**WHAT NEEDS TO BE DONE**: Look through the listing for the word "this". Copy each line that has it.

**RECORDS FOR THE EXERCISE**:

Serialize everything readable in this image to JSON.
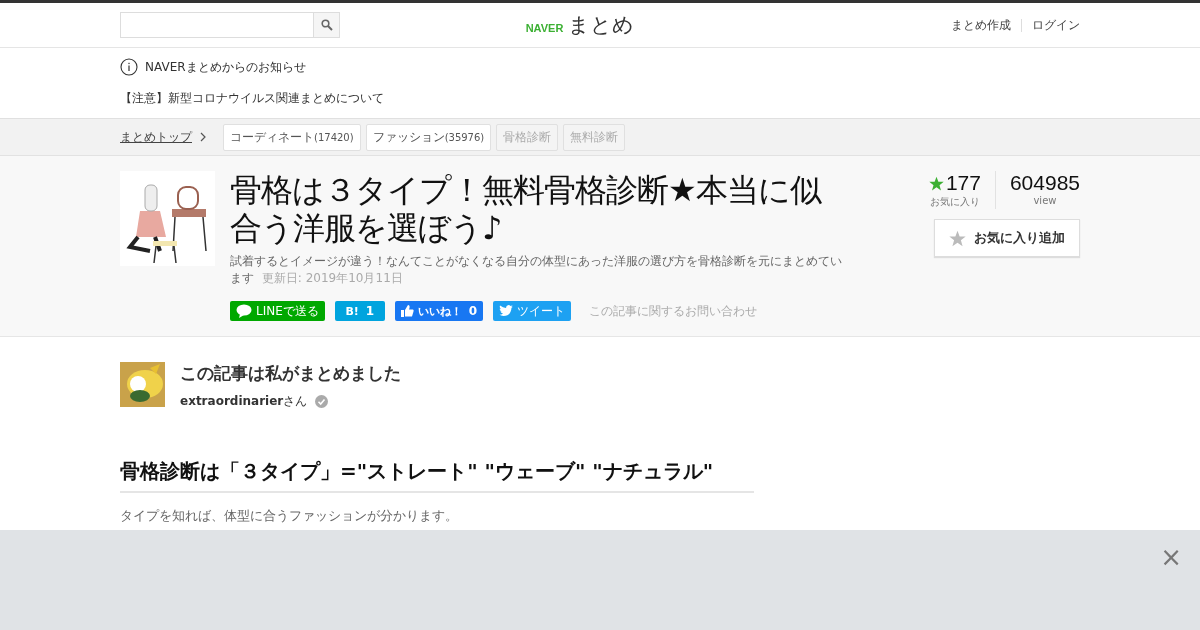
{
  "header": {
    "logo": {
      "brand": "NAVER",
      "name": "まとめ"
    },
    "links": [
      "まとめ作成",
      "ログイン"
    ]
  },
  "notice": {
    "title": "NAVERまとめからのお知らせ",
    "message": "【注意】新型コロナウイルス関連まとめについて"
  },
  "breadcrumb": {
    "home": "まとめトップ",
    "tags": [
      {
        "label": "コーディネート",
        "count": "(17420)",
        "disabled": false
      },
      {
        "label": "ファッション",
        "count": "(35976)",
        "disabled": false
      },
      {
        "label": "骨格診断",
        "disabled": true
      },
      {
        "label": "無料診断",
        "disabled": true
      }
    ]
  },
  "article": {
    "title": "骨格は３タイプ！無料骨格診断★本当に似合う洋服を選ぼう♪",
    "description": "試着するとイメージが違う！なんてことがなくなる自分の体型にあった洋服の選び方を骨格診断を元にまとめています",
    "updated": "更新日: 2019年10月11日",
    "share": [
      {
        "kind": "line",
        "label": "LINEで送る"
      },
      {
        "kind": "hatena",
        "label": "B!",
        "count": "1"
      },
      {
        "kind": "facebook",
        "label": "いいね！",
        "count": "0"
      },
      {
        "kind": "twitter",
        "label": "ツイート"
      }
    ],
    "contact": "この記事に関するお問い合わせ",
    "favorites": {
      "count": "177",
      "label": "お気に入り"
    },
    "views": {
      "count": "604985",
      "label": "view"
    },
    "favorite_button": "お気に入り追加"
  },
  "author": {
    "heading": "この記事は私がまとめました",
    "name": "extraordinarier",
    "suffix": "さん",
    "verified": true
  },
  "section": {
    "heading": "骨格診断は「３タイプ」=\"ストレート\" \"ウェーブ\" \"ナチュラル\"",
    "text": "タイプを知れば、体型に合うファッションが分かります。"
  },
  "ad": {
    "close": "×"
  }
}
--
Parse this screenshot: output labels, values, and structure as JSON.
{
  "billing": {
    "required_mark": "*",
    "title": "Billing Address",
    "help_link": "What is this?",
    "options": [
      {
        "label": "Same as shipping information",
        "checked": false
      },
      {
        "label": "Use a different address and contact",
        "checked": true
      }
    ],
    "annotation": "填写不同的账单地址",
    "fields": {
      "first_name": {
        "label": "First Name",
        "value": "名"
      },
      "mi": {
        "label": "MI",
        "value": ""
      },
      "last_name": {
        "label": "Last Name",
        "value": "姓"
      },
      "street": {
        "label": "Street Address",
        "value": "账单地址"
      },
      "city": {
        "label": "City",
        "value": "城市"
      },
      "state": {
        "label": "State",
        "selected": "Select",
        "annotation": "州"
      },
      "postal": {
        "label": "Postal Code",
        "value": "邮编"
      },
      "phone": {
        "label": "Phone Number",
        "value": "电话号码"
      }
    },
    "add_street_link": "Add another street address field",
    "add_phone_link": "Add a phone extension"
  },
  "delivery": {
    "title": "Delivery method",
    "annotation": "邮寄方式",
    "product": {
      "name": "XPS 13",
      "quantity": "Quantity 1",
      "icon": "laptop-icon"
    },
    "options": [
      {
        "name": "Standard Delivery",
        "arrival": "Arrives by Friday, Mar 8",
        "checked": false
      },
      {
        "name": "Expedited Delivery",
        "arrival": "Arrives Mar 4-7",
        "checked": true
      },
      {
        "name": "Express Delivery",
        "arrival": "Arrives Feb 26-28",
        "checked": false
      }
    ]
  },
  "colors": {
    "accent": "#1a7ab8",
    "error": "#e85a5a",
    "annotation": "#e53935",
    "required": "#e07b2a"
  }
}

**WRITTEN ANSWER**:
Serialize everything readable in this image to JSON.
Parse this screenshot: output labels, values, and structure as JSON.
    "help_link": "What is this?",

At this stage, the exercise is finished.